Текст:
···
Меня поддержали:
– Действительно, подбросили бы сухариков?
– Об чем разговор?! Чего ж молчите? Этого добра хватает! — ответил с платформы старший из танкистов с тремя угольничками на петлицах.
Он нагнулся к бумажному мешку и, захватив сколько мог, высыпал мне в кепку пригоршню душистых ржаных сухарей. Его примеру последовали и другие танкисты.
В Кандалакше часть состава, в которую входили и наши вагоны, отцепили и повезли по новой ветке на запад, к новой границе с Финляндией. Проезжая через Алакуртти, бывший пограничный поселок на старой госгранице, мы увидели изуродованное немецкой бомбежкой взлетное поле прифронтового аэродрома, старательно выравниваемое бульдозерами до… новой бомбежки. Чуть в стороне виднелись разбитые вдребезги или полусгоревшие деревянные дома военного городка, точь-в-точь такие же, какие мы два месяца назад сдавали заказчику… Вероятно, такая же судьба постигла и наш поселок в Африканде: фашисты бомбили по всей глубине границы.
В сумеречную заполярную ночь на 27 июня мы выгрузились на станции Кайрала, где-то на полпути от Алакуртти до новой государственной границы, и поступили в распоряжение молодого лейтенанта, представителя медсанбата № 172, который и повел нашу команду на экипировку.
Два часа спустя, обмундированные, накормленные, вооруженные трехлинейными винтовками и непременными противогазами, побрякивая пустыми котелками, мы бодро шагали в предутренней тиши навстречу войне. Природа Заполярья была мне давно знакома. Севернее этих мест, в Кольско-Лопарском районе, я работал в 1927–1928 годах политпросветчиком, часто ездил по своему району, куда входила и Кандалакша.
В этот прекрасный, чарующе-тихий и вместе с тем строгий край скалистых гор, многочисленных озер и долин вторглась война. Но в эти дни, когда на Западном фронте фашистская лавина уже катилась с боями по землям Белоруссии, Украины и Прибалтики, сжигая и уничтожая на своем пути все живое, здесь было относительное затишье. Разрушив воздушными налетами в первый день войны наши приграничные, ничем не прикрытые с воздуха аэродромы, военные городки и склады, гитлеровская армия не то не могла пробить нашей обороны на суженном участке, не то чего-то выжидала, не проявляя активности. И нам, не знавшим о положении дел на западе, лишенным всякой информации, все военные приготовления здесь показались игрой, мирными маневрами. Даже почти непрерывные полеты немецких самолетов над линией железной дороги и параллельным ей шоссе мало что говорили о настоящей войне.
Наутро с вновь прибывшими знакомился начальник медсанбата, высокий и стройный брюнет, интендант третьего ранга Темников. Затем нас распределили по подразделениям, и я с десятью другими земляками был зачислен в эвакуационный взвод.
···
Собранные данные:
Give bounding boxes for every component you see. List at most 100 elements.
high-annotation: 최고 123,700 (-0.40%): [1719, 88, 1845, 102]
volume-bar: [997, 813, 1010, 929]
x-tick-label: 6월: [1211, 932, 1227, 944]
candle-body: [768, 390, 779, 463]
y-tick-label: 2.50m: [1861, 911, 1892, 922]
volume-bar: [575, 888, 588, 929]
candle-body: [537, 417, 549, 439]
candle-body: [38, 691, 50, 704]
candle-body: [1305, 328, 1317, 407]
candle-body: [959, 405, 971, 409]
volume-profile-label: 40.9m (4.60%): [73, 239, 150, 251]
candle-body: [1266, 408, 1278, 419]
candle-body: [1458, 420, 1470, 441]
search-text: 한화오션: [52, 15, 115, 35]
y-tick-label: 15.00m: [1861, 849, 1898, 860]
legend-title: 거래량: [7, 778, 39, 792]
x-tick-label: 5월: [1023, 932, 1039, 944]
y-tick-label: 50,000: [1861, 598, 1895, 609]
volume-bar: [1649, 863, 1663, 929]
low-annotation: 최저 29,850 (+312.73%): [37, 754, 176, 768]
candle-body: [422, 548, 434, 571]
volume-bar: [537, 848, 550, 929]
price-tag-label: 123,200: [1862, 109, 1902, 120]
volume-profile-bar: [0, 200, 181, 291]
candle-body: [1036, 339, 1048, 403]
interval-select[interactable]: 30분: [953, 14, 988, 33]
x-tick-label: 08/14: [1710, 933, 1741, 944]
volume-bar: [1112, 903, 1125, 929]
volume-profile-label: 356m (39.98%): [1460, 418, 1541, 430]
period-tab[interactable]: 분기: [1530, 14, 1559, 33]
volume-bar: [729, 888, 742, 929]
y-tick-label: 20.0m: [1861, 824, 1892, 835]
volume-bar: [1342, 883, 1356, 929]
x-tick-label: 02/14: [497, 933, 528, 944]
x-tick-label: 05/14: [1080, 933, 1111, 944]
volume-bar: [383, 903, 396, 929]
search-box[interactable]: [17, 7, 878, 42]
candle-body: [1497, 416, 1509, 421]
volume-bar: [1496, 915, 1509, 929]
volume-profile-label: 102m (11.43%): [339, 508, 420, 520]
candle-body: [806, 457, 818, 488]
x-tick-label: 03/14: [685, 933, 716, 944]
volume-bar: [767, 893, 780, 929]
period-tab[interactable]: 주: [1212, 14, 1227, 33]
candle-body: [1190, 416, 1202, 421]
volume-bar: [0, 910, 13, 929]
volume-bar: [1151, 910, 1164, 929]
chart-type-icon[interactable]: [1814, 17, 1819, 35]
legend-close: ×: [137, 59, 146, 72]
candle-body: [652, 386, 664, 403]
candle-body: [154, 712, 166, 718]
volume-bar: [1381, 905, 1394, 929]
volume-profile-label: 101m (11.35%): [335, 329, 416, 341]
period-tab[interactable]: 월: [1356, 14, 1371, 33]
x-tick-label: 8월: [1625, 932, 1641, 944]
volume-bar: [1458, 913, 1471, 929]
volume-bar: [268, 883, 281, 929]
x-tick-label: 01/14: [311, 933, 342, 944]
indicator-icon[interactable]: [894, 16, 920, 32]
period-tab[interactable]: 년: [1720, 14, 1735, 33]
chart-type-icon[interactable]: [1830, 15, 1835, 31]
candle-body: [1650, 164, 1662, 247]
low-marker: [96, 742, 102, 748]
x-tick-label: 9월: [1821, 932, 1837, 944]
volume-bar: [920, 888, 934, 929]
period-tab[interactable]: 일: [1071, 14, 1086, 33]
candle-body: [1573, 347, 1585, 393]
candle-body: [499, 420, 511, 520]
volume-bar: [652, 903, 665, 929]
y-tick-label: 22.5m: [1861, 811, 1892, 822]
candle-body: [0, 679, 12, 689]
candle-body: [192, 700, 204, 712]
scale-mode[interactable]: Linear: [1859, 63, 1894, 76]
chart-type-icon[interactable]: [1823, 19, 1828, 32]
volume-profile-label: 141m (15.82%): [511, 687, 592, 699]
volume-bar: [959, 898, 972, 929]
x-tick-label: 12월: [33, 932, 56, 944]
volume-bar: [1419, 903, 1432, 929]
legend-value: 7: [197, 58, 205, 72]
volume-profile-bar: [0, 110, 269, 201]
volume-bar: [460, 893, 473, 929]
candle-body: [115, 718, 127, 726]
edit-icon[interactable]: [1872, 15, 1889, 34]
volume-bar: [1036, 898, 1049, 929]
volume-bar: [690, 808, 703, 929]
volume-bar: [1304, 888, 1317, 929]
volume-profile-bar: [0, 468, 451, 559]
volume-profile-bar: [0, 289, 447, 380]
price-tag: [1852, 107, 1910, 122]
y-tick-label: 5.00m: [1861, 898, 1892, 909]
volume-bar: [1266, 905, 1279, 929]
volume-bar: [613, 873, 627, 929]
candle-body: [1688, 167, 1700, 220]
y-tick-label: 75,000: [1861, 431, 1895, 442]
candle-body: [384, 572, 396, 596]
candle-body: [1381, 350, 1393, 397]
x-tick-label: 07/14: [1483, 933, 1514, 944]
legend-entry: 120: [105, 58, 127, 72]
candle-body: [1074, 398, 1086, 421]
···
Задание:
Повторите дословно фрагмент текста о первых днях войны в Заполярье от «Он нагнулся к» до «и другие танкисты.».

Решение:
Он нагнулся к бумажному мешку и, захватив сколько мог, высыпал мне в кепку пригоршню душистых ржаных сухарей. Его примеру последовали и другие танкисты.